REQUIRED TASK:
Pull out from the material below all lines with "square".

INPUT DATA:
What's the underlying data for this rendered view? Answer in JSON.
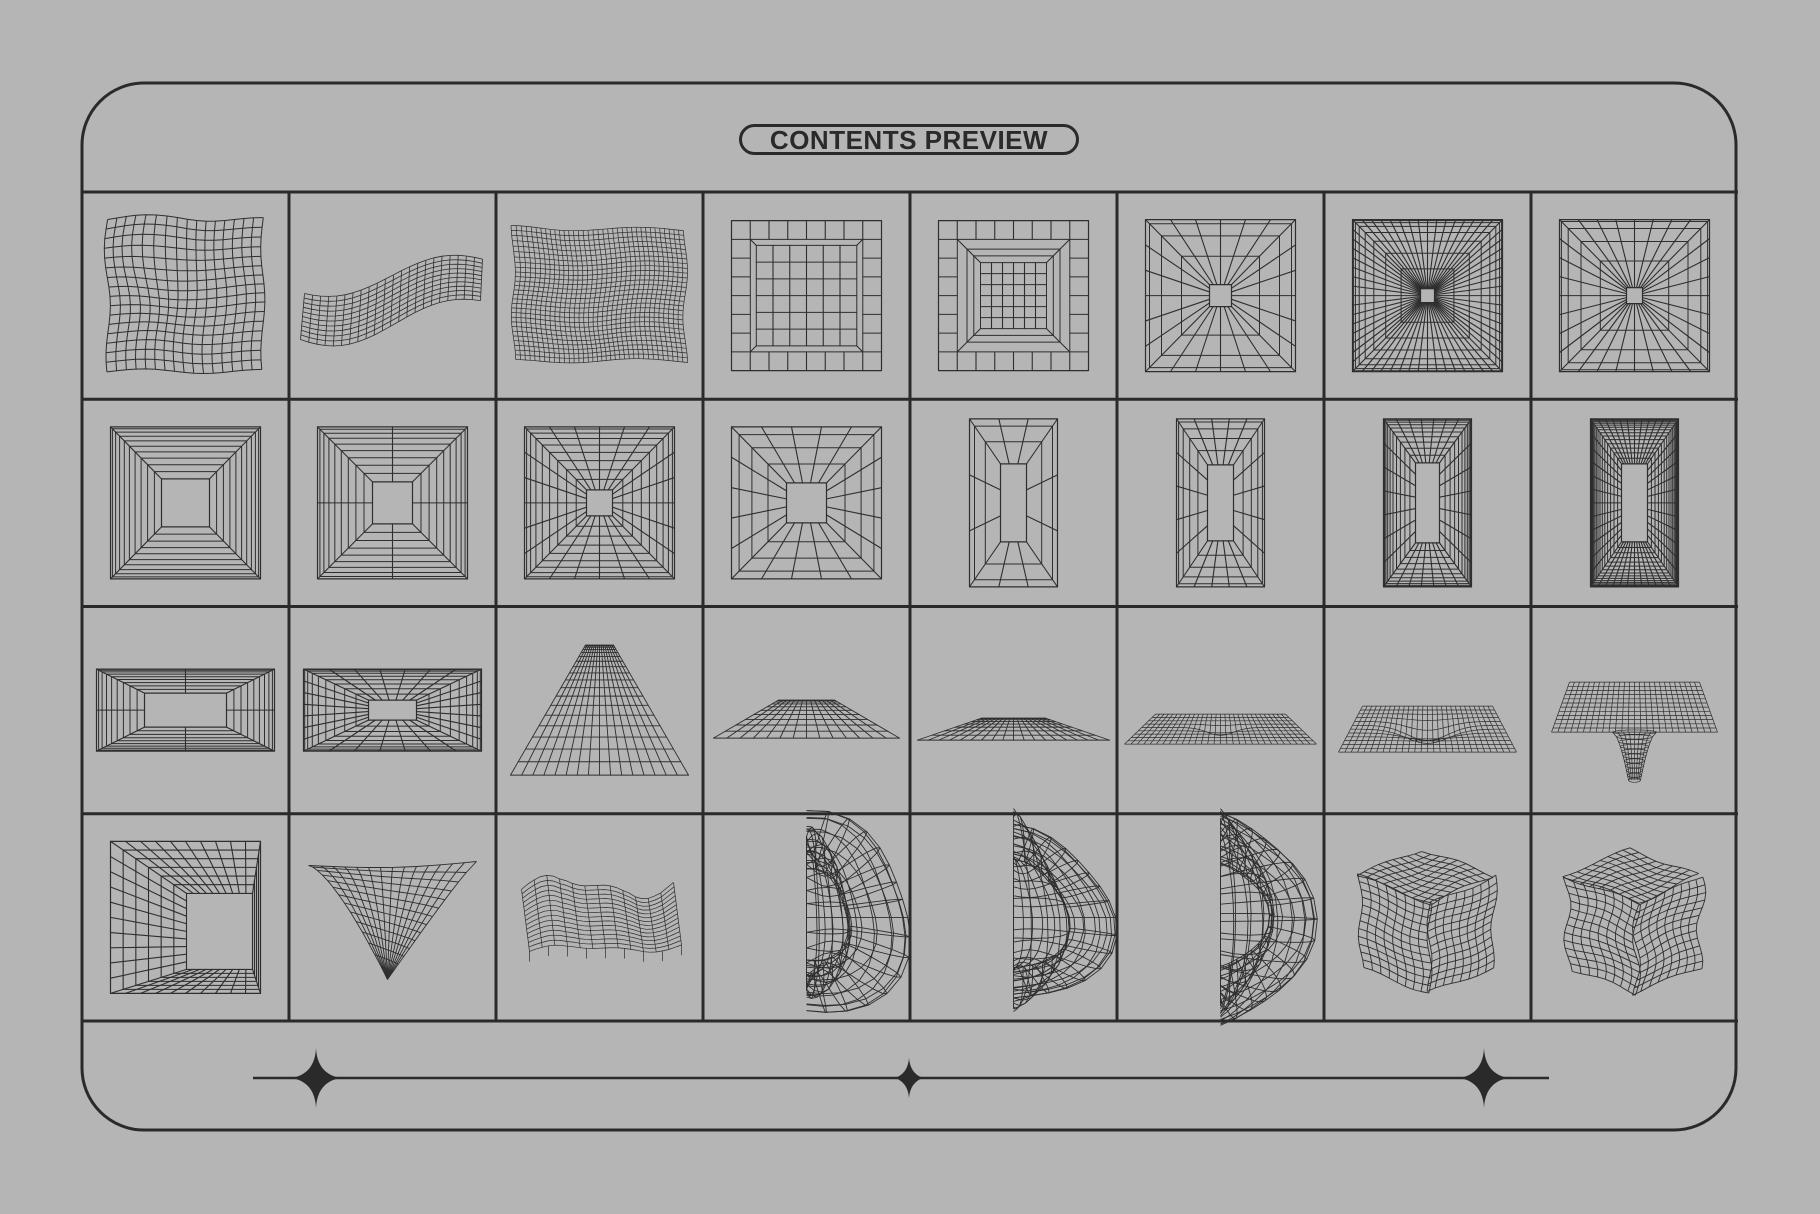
{
  "header": {
    "title": "CONTENTS PREVIEW"
  },
  "palette": {
    "background": "#b5b5b5",
    "ink": "#2a2a2a",
    "wire": "#2e2e2e"
  },
  "grid": {
    "rows": 4,
    "columns": 8
  },
  "cells": [
    {
      "row": 1,
      "col": 1,
      "name": "distorted-grid-square",
      "kind": "warpgrid",
      "variant": "square"
    },
    {
      "row": 1,
      "col": 2,
      "name": "wavy-ribbon-mesh",
      "kind": "ribbon"
    },
    {
      "row": 1,
      "col": 3,
      "name": "bumpy-dense-grid",
      "kind": "warpgrid",
      "variant": "dense"
    },
    {
      "row": 1,
      "col": 4,
      "name": "shallow-box-grid",
      "kind": "tunnel",
      "variant": "shallow-box"
    },
    {
      "row": 1,
      "col": 5,
      "name": "deep-box-grid",
      "kind": "tunnel",
      "variant": "deep-box"
    },
    {
      "row": 1,
      "col": 6,
      "name": "radial-tunnel-sparse",
      "kind": "tunnel",
      "variant": "radial-sparse"
    },
    {
      "row": 1,
      "col": 7,
      "name": "radial-tunnel-dense",
      "kind": "tunnel",
      "variant": "radial-dense"
    },
    {
      "row": 1,
      "col": 8,
      "name": "radial-tunnel-medium",
      "kind": "tunnel",
      "variant": "radial-medium"
    },
    {
      "row": 2,
      "col": 1,
      "name": "square-tunnel-rings",
      "kind": "tunnel",
      "variant": "rings"
    },
    {
      "row": 2,
      "col": 2,
      "name": "square-tunnel-rings-cross",
      "kind": "tunnel",
      "variant": "rings-cross"
    },
    {
      "row": 2,
      "col": 3,
      "name": "square-tunnel-grid",
      "kind": "tunnel",
      "variant": "grid"
    },
    {
      "row": 2,
      "col": 4,
      "name": "square-tunnel-sparse",
      "kind": "tunnel",
      "variant": "sparse"
    },
    {
      "row": 2,
      "col": 5,
      "name": "tall-tunnel-sparse",
      "kind": "tunnel",
      "variant": "tall-sparse"
    },
    {
      "row": 2,
      "col": 6,
      "name": "tall-tunnel-medium",
      "kind": "tunnel",
      "variant": "tall-medium"
    },
    {
      "row": 2,
      "col": 7,
      "name": "tall-tunnel-grid",
      "kind": "tunnel",
      "variant": "tall-grid"
    },
    {
      "row": 2,
      "col": 8,
      "name": "tall-tunnel-dense",
      "kind": "tunnel",
      "variant": "tall-dense"
    },
    {
      "row": 3,
      "col": 1,
      "name": "wide-tunnel-rings",
      "kind": "tunnel",
      "variant": "wide-rings"
    },
    {
      "row": 3,
      "col": 2,
      "name": "wide-tunnel-grid",
      "kind": "tunnel",
      "variant": "wide-grid"
    },
    {
      "row": 3,
      "col": 3,
      "name": "perspective-floor-tall",
      "kind": "floor",
      "variant": "tall"
    },
    {
      "row": 3,
      "col": 4,
      "name": "perspective-floor-medium",
      "kind": "floor",
      "variant": "medium"
    },
    {
      "row": 3,
      "col": 5,
      "name": "perspective-floor-flat",
      "kind": "floor",
      "variant": "flat"
    },
    {
      "row": 3,
      "col": 6,
      "name": "plane-shallow-dip",
      "kind": "plane",
      "variant": "small-dip"
    },
    {
      "row": 3,
      "col": 7,
      "name": "plane-wave-dip",
      "kind": "plane",
      "variant": "wave"
    },
    {
      "row": 3,
      "col": 8,
      "name": "plane-deep-well",
      "kind": "plane",
      "variant": "well"
    },
    {
      "row": 4,
      "col": 1,
      "name": "room-corner-grid",
      "kind": "room"
    },
    {
      "row": 4,
      "col": 2,
      "name": "curved-cone-surface",
      "kind": "cone"
    },
    {
      "row": 4,
      "col": 3,
      "name": "terrain-steps",
      "kind": "terrain"
    },
    {
      "row": 4,
      "col": 4,
      "name": "blob-mesh-one",
      "kind": "blob",
      "variant": 1
    },
    {
      "row": 4,
      "col": 5,
      "name": "blob-mesh-two",
      "kind": "blob",
      "variant": 2
    },
    {
      "row": 4,
      "col": 6,
      "name": "blob-mesh-three",
      "kind": "blob",
      "variant": 3
    },
    {
      "row": 4,
      "col": 7,
      "name": "warped-cube-one",
      "kind": "cube",
      "variant": 1
    },
    {
      "row": 4,
      "col": 8,
      "name": "warped-cube-two",
      "kind": "cube",
      "variant": 2
    }
  ],
  "footer": {
    "ornament": "line-with-stars",
    "stars": [
      "large-star",
      "small-star",
      "large-star"
    ]
  }
}
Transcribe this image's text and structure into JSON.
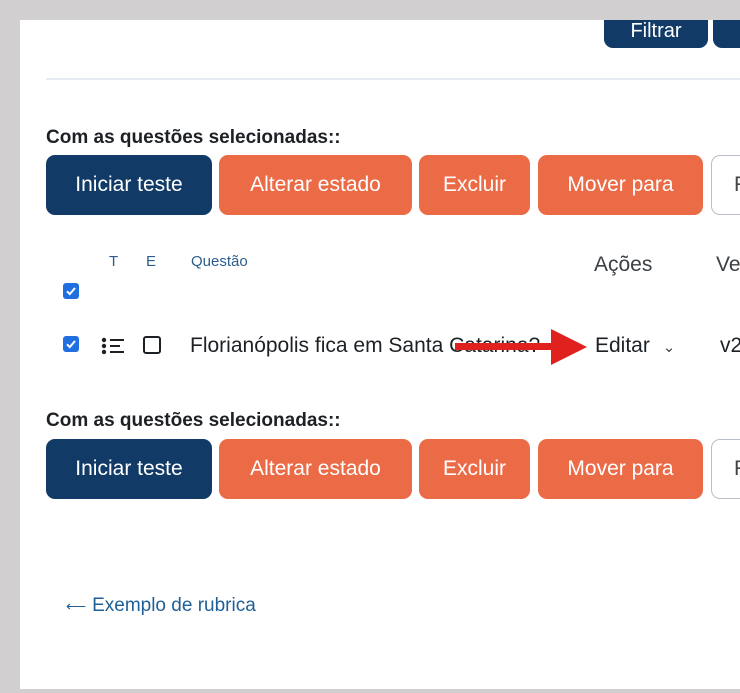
{
  "toolbar_top": {
    "filter_label": "Filtrar"
  },
  "bulk_actions_top": {
    "title": "Com as questões selecionadas::",
    "buttons": [
      "Iniciar teste",
      "Alterar estado",
      "Excluir",
      "Mover para",
      "F"
    ]
  },
  "table": {
    "headers": {
      "type": "T",
      "status": "E",
      "question": "Questão",
      "actions": "Ações",
      "version": "Ve"
    },
    "select_all_checked": true,
    "rows": [
      {
        "checked": true,
        "icon": "list-icon",
        "name": "Florianópolis fica em Santa Catarina?",
        "action": "Editar",
        "version": "v2"
      }
    ]
  },
  "bulk_actions_bottom": {
    "title": "Com as questões selecionadas::",
    "buttons": [
      "Iniciar teste",
      "Alterar estado",
      "Excluir",
      "Mover para",
      "F"
    ]
  },
  "footer_link": {
    "label": "Exemplo de rubrica",
    "icon": "arrow-left-icon"
  },
  "colors": {
    "primary": "#113a66",
    "danger": "#ec6b47",
    "checkbox": "#1f6fe0",
    "annotation_arrow": "#e0211d"
  }
}
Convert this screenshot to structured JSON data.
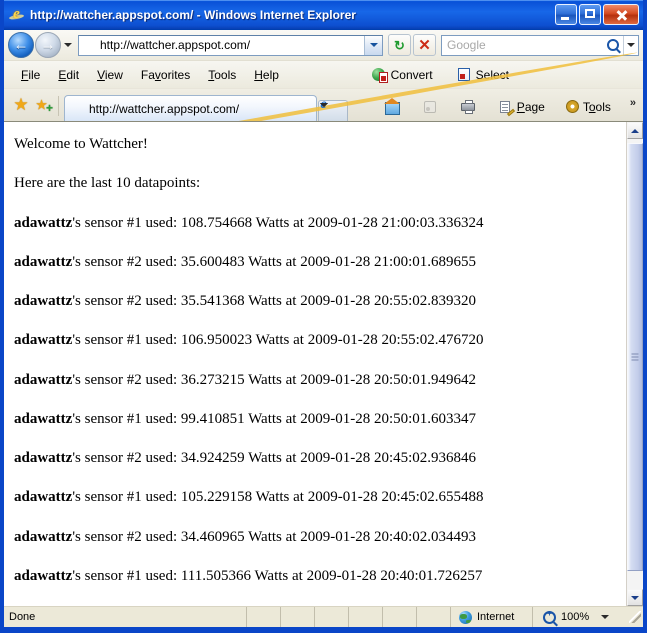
{
  "window": {
    "title": "http://wattcher.appspot.com/ - Windows Internet Explorer",
    "minimize_label": "Minimize",
    "maximize_label": "Maximize",
    "close_label": "Close"
  },
  "navigation": {
    "back_label": "Back",
    "back_glyph": "←",
    "forward_label": "Forward",
    "forward_glyph": "→",
    "recent_pages_label": "Recent Pages",
    "address_url": "http://wattcher.appspot.com/",
    "refresh_glyph": "↻",
    "refresh_label": "Refresh",
    "stop_glyph": "✕",
    "stop_label": "Stop",
    "search_placeholder": "Google",
    "search_value": "",
    "search_go_label": "Search",
    "search_provider_label": "Change search defaults"
  },
  "menubar": {
    "items": [
      {
        "pre": "",
        "key": "F",
        "post": "ile"
      },
      {
        "pre": "",
        "key": "E",
        "post": "dit"
      },
      {
        "pre": "",
        "key": "V",
        "post": "iew"
      },
      {
        "pre": "Fa",
        "key": "v",
        "post": "orites"
      },
      {
        "pre": "",
        "key": "T",
        "post": "ools"
      },
      {
        "pre": "",
        "key": "H",
        "post": "elp"
      }
    ]
  },
  "pdf_toolbar": {
    "convert_label": "Convert",
    "select_label": "Select"
  },
  "tabs": {
    "favorites_center_label": "Favorites Center",
    "add_favorite_label": "Add to Favorites",
    "items": [
      {
        "label": "http://wattcher.appspot.com/",
        "active": true
      }
    ],
    "new_tab_label": "New Tab"
  },
  "command_bar": {
    "home_label": "Home",
    "feeds_label": "Feeds",
    "print_label": "Print",
    "page_label": "Page",
    "page_key": "P",
    "tools_label": "Tools",
    "tools_key": "o",
    "overflow_label": "»"
  },
  "page": {
    "heading": "Welcome to Wattcher!",
    "subheading": "Here are the last 10 datapoints:",
    "datapoints": [
      {
        "user": "adawattz",
        "text": "'s sensor #1 used: 108.754668 Watts at 2009-01-28 21:00:03.336324",
        "sensor": 1,
        "watts": 108.754668,
        "timestamp": "2009-01-28 21:00:03.336324"
      },
      {
        "user": "adawattz",
        "text": "'s sensor #2 used: 35.600483 Watts at 2009-01-28 21:00:01.689655",
        "sensor": 2,
        "watts": 35.600483,
        "timestamp": "2009-01-28 21:00:01.689655"
      },
      {
        "user": "adawattz",
        "text": "'s sensor #2 used: 35.541368 Watts at 2009-01-28 20:55:02.839320",
        "sensor": 2,
        "watts": 35.541368,
        "timestamp": "2009-01-28 20:55:02.839320"
      },
      {
        "user": "adawattz",
        "text": "'s sensor #1 used: 106.950023 Watts at 2009-01-28 20:55:02.476720",
        "sensor": 1,
        "watts": 106.950023,
        "timestamp": "2009-01-28 20:55:02.476720"
      },
      {
        "user": "adawattz",
        "text": "'s sensor #2 used: 36.273215 Watts at 2009-01-28 20:50:01.949642",
        "sensor": 2,
        "watts": 36.273215,
        "timestamp": "2009-01-28 20:50:01.949642"
      },
      {
        "user": "adawattz",
        "text": "'s sensor #1 used: 99.410851 Watts at 2009-01-28 20:50:01.603347",
        "sensor": 1,
        "watts": 99.410851,
        "timestamp": "2009-01-28 20:50:01.603347"
      },
      {
        "user": "adawattz",
        "text": "'s sensor #2 used: 34.924259 Watts at 2009-01-28 20:45:02.936846",
        "sensor": 2,
        "watts": 34.924259,
        "timestamp": "2009-01-28 20:45:02.936846"
      },
      {
        "user": "adawattz",
        "text": "'s sensor #1 used: 105.229158 Watts at 2009-01-28 20:45:02.655488",
        "sensor": 1,
        "watts": 105.229158,
        "timestamp": "2009-01-28 20:45:02.655488"
      },
      {
        "user": "adawattz",
        "text": "'s sensor #2 used: 34.460965 Watts at 2009-01-28 20:40:02.034493",
        "sensor": 2,
        "watts": 34.460965,
        "timestamp": "2009-01-28 20:40:02.034493"
      },
      {
        "user": "adawattz",
        "text": "'s sensor #1 used: 111.505366 Watts at 2009-01-28 20:40:01.726257",
        "sensor": 1,
        "watts": 111.505366,
        "timestamp": "2009-01-28 20:40:01.726257"
      }
    ]
  },
  "scrollbar": {
    "up_label": "Scroll up",
    "down_label": "Scroll down"
  },
  "statusbar": {
    "status_text": "Done",
    "zone_text": "Internet",
    "zoom_text": "100%"
  },
  "colors": {
    "window_frame": "#0a46c8",
    "title_gradient_start": "#1767e8",
    "chrome_bg": "#f4f2ea",
    "status_bg": "#ece9d8",
    "content_bg": "#ffffff",
    "link_blue": "#1c6fd0"
  }
}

COMPLETE ANSWER:
      "name": "distorted-grid-square",
      "variant": "square"
      "name": "square-tunnel-rings",
      "name": "square-tunnel-rings-cross",
      "name": "square-tunnel-grid",
      "name": "square-tunnel-sparse",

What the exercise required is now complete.